-- Instructions to follow --
A verbatim copy of the records is required, with all pictures left out.

-- Records for this task --
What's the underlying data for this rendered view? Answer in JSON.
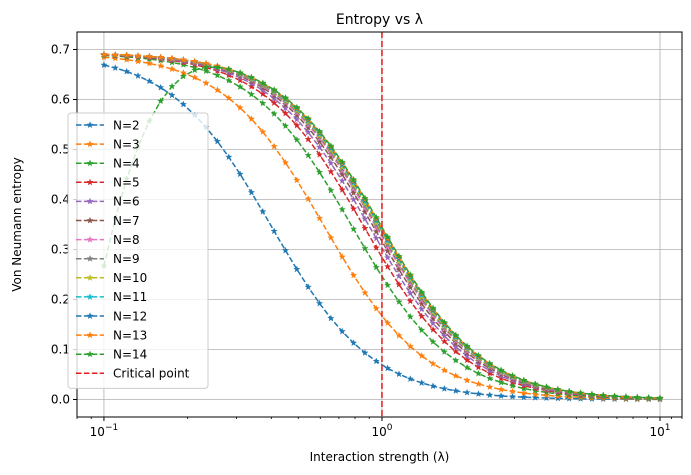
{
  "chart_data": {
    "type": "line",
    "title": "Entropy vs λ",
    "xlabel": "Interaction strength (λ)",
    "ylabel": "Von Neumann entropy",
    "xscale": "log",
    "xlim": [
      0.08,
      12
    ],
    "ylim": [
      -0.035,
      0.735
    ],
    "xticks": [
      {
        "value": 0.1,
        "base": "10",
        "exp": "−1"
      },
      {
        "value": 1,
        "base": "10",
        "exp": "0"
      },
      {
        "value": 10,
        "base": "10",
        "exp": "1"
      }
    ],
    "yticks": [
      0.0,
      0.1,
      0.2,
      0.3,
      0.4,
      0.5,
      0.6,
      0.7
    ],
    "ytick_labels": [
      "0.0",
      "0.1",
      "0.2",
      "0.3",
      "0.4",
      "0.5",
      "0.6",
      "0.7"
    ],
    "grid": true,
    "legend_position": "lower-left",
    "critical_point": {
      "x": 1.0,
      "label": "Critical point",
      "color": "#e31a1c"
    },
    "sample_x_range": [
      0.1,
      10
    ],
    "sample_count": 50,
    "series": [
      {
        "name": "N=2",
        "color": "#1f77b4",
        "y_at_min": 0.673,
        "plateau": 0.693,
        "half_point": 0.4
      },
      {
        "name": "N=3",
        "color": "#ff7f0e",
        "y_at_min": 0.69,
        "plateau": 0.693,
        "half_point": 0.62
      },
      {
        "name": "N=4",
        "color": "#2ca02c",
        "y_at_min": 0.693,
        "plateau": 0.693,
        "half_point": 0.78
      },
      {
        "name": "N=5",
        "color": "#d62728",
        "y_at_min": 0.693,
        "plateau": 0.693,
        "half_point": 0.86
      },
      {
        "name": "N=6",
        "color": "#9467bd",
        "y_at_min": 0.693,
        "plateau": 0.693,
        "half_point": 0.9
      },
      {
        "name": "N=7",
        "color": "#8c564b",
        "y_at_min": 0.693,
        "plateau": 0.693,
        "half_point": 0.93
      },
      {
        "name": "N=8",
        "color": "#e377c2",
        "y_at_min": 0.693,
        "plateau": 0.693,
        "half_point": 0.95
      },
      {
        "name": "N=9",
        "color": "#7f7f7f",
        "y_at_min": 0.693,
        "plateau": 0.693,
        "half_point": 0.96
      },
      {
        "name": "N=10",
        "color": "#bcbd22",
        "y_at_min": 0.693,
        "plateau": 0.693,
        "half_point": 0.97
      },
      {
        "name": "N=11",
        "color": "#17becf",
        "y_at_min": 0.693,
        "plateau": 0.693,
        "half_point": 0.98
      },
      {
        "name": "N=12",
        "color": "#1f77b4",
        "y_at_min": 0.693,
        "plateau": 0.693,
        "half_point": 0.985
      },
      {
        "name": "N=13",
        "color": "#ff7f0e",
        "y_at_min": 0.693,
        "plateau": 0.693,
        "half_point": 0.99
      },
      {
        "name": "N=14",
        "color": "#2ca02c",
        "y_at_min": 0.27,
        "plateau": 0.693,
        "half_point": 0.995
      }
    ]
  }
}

-- Answer for the task --
What's the underlying data for this rendered view? Answer in JSON.
{
  "chart_data": {
    "type": "line",
    "title": "Entropy vs λ",
    "xlabel": "Interaction strength (λ)",
    "ylabel": "Von Neumann entropy",
    "xscale": "log",
    "xlim": [
      0.08,
      12
    ],
    "ylim": [
      -0.035,
      0.735
    ],
    "xticks": [
      {
        "value": 0.1,
        "base": "10",
        "exp": "−1"
      },
      {
        "value": 1,
        "base": "10",
        "exp": "0"
      },
      {
        "value": 10,
        "base": "10",
        "exp": "1"
      }
    ],
    "yticks": [
      0.0,
      0.1,
      0.2,
      0.3,
      0.4,
      0.5,
      0.6,
      0.7
    ],
    "ytick_labels": [
      "0.0",
      "0.1",
      "0.2",
      "0.3",
      "0.4",
      "0.5",
      "0.6",
      "0.7"
    ],
    "grid": true,
    "legend_position": "lower-left",
    "critical_point": {
      "x": 1.0,
      "label": "Critical point",
      "color": "#e31a1c"
    },
    "sample_x_range": [
      0.1,
      10
    ],
    "sample_count": 50,
    "series": [
      {
        "name": "N=2",
        "color": "#1f77b4",
        "y_at_min": 0.673,
        "plateau": 0.693,
        "half_point": 0.4
      },
      {
        "name": "N=3",
        "color": "#ff7f0e",
        "y_at_min": 0.69,
        "plateau": 0.693,
        "half_point": 0.62
      },
      {
        "name": "N=4",
        "color": "#2ca02c",
        "y_at_min": 0.693,
        "plateau": 0.693,
        "half_point": 0.78
      },
      {
        "name": "N=5",
        "color": "#d62728",
        "y_at_min": 0.693,
        "plateau": 0.693,
        "half_point": 0.86
      },
      {
        "name": "N=6",
        "color": "#9467bd",
        "y_at_min": 0.693,
        "plateau": 0.693,
        "half_point": 0.9
      },
      {
        "name": "N=7",
        "color": "#8c564b",
        "y_at_min": 0.693,
        "plateau": 0.693,
        "half_point": 0.93
      },
      {
        "name": "N=8",
        "color": "#e377c2",
        "y_at_min": 0.693,
        "plateau": 0.693,
        "half_point": 0.95
      },
      {
        "name": "N=9",
        "color": "#7f7f7f",
        "y_at_min": 0.693,
        "plateau": 0.693,
        "half_point": 0.96
      },
      {
        "name": "N=10",
        "color": "#bcbd22",
        "y_at_min": 0.693,
        "plateau": 0.693,
        "half_point": 0.97
      },
      {
        "name": "N=11",
        "color": "#17becf",
        "y_at_min": 0.693,
        "plateau": 0.693,
        "half_point": 0.98
      },
      {
        "name": "N=12",
        "color": "#1f77b4",
        "y_at_min": 0.693,
        "plateau": 0.693,
        "half_point": 0.985
      },
      {
        "name": "N=13",
        "color": "#ff7f0e",
        "y_at_min": 0.693,
        "plateau": 0.693,
        "half_point": 0.99
      },
      {
        "name": "N=14",
        "color": "#2ca02c",
        "y_at_min": 0.27,
        "plateau": 0.693,
        "half_point": 0.995
      }
    ]
  }
}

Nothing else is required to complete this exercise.